- [Data to process]
____________
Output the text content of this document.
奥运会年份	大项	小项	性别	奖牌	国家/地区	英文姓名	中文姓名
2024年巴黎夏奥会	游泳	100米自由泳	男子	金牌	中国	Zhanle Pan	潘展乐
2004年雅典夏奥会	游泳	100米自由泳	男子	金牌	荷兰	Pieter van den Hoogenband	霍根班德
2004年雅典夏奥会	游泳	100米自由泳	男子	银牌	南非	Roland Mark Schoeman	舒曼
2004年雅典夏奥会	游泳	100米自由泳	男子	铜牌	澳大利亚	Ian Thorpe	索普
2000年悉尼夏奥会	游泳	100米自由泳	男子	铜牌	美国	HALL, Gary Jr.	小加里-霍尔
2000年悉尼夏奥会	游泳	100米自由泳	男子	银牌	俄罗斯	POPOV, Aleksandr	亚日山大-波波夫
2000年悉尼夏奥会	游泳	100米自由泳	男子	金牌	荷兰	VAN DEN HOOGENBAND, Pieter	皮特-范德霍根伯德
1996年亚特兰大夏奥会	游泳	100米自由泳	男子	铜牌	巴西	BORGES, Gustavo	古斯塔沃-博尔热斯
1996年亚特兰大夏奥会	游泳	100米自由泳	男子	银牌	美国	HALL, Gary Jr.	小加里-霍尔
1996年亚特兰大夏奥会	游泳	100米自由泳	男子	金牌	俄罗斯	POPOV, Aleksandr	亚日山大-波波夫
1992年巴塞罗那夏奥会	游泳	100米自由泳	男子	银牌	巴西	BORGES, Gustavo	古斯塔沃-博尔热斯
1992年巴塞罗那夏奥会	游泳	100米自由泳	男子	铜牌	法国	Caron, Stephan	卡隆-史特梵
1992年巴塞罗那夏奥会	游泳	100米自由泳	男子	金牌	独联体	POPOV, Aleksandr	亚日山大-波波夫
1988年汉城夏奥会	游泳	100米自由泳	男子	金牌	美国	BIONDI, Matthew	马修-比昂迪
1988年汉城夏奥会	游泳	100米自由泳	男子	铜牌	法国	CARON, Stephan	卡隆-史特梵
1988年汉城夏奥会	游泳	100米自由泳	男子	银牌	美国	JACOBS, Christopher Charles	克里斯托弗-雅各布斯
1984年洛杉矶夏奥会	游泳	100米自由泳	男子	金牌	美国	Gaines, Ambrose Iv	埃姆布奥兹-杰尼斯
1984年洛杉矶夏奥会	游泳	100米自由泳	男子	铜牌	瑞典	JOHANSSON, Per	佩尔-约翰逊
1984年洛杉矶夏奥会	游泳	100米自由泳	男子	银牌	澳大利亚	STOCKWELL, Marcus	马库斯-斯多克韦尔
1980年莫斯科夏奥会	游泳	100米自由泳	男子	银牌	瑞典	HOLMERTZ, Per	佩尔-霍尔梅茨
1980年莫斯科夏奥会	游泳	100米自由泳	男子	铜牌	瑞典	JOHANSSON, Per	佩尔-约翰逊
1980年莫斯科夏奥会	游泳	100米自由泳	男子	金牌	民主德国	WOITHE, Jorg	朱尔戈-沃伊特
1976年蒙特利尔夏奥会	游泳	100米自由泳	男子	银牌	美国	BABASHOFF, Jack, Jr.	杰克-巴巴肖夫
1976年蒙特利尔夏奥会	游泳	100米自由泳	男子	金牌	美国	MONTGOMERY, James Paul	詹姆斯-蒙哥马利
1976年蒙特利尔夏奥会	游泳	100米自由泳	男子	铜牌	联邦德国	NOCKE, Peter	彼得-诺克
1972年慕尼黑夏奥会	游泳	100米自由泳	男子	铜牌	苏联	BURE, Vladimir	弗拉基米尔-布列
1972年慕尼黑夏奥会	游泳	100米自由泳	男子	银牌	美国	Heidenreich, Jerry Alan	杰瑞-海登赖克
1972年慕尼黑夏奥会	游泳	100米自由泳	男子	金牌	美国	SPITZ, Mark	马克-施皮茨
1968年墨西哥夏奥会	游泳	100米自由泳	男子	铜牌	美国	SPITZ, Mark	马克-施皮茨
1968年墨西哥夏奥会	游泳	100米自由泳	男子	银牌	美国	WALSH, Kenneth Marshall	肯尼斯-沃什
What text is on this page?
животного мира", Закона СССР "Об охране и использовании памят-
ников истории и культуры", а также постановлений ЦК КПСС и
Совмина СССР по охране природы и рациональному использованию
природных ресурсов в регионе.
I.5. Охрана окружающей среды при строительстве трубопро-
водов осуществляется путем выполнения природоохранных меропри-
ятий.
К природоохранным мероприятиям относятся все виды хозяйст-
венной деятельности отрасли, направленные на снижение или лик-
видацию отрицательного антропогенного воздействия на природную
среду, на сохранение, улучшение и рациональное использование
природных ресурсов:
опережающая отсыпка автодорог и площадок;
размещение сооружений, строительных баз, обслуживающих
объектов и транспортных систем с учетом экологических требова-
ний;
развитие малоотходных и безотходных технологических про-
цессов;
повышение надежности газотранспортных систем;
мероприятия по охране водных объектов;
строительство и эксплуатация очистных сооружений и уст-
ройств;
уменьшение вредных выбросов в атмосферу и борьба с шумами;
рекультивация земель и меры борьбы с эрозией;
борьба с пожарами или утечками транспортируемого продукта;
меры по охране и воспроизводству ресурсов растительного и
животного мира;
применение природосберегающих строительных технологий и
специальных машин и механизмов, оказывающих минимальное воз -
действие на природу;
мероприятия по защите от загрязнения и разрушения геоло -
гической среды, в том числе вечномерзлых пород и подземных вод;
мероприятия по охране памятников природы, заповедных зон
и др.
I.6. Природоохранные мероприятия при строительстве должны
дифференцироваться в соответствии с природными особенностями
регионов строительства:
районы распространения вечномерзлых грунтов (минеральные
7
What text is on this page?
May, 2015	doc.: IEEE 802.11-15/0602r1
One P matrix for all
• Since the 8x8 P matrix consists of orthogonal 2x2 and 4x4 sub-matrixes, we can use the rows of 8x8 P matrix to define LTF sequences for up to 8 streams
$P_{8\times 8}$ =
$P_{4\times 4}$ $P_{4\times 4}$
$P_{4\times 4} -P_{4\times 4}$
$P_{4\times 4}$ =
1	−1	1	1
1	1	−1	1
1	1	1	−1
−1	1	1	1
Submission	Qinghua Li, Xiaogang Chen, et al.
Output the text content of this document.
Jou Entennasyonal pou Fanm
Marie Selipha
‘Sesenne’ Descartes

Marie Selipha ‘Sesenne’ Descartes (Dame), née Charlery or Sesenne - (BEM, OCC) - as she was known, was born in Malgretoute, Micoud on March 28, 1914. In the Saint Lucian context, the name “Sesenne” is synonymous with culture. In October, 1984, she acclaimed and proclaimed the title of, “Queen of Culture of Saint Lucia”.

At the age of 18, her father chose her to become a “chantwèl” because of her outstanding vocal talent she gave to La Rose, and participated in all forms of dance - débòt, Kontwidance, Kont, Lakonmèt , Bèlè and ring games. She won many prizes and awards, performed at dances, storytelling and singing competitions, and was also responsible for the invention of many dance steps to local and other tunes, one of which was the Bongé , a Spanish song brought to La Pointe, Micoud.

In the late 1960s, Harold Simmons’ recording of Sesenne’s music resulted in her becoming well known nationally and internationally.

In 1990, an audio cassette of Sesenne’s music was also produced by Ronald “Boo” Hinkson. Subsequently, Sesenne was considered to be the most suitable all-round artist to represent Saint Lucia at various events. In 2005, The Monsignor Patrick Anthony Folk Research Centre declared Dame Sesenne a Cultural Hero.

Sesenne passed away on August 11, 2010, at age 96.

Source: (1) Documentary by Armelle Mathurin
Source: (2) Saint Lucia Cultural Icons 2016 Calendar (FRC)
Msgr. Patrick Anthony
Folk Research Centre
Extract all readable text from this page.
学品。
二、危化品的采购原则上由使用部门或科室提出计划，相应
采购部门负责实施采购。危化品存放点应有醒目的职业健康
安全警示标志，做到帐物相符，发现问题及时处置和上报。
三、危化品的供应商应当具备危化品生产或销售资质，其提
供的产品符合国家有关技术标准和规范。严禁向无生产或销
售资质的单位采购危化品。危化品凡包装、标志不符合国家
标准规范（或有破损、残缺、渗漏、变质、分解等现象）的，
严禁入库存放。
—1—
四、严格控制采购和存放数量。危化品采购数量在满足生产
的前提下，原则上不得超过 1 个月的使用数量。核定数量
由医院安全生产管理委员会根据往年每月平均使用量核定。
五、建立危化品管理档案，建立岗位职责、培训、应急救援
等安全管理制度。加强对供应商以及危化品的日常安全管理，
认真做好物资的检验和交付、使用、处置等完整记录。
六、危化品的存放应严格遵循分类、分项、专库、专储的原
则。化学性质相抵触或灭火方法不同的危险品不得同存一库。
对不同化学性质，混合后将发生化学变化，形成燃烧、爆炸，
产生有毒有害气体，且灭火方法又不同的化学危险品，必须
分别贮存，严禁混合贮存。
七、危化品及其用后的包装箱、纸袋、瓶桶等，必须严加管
____________
- [Your goal] Copy out the lines starting at the one containing "Extract all readable text from this page." and ending with the last line of the entries. Include nothing else.

- [Task result]
Extract all readable text from this page.
学品。
二、危化品的采购原则上由使用部门或科室提出计划，相应
采购部门负责实施采购。危化品存放点应有醒目的职业健康
安全警示标志，做到帐物相符，发现问题及时处置和上报。
三、危化品的供应商应当具备危化品生产或销售资质，其提
供的产品符合国家有关技术标准和规范。严禁向无生产或销
售资质的单位采购危化品。危化品凡包装、标志不符合国家
标准规范（或有破损、残缺、渗漏、变质、分解等现象）的，
严禁入库存放。
—1—
四、严格控制采购和存放数量。危化品采购数量在满足生产
的前提下，原则上不得超过 1 个月的使用数量。核定数量
由医院安全生产管理委员会根据往年每月平均使用量核定。
五、建立危化品管理档案，建立岗位职责、培训、应急救援
等安全管理制度。加强对供应商以及危化品的日常安全管理，
认真做好物资的检验和交付、使用、处置等完整记录。
六、危化品的存放应严格遵循分类、分项、专库、专储的原
则。化学性质相抵触或灭火方法不同的危险品不得同存一库。
对不同化学性质，混合后将发生化学变化，形成燃烧、爆炸，
产生有毒有害气体，且灭火方法又不同的化学危险品，必须
分别贮存，严禁混合贮存。
七、危化品及其用后的包装箱、纸袋、瓶桶等，必须严加管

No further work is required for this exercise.